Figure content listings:
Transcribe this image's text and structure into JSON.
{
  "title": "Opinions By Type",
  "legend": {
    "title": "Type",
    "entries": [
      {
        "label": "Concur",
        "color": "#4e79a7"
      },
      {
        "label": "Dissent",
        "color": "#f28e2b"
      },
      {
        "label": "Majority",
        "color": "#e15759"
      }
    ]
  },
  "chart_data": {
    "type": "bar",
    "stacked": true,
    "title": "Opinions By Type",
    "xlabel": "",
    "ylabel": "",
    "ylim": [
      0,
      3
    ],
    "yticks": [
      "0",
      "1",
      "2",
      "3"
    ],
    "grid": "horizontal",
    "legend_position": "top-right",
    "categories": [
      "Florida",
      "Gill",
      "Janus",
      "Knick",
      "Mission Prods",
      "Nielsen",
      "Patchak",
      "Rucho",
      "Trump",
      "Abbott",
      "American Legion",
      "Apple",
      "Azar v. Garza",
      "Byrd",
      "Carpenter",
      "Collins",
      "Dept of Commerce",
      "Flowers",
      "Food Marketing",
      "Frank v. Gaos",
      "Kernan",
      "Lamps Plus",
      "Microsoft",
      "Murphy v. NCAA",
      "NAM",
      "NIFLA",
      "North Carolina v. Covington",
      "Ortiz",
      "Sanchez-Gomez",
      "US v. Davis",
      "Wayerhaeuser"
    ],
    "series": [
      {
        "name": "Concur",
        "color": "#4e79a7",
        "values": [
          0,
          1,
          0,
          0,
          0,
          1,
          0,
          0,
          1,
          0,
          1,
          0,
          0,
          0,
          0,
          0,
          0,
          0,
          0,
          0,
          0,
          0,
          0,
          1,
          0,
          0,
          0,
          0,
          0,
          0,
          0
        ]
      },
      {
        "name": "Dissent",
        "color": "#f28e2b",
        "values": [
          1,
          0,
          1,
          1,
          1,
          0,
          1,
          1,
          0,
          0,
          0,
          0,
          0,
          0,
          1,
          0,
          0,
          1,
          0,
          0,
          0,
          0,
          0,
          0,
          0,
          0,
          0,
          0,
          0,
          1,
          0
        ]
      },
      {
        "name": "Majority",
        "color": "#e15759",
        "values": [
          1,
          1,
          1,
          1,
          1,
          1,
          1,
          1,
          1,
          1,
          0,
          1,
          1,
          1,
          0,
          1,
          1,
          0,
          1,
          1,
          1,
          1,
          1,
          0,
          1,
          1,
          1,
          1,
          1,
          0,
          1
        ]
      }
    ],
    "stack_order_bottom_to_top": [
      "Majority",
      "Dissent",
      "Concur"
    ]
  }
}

### What you will do
Isolate the lines that hold the word "Dissent" and copy all of them.

### Solution to this task
        "label": "Dissent",
        "name": "Dissent",
      "Dissent",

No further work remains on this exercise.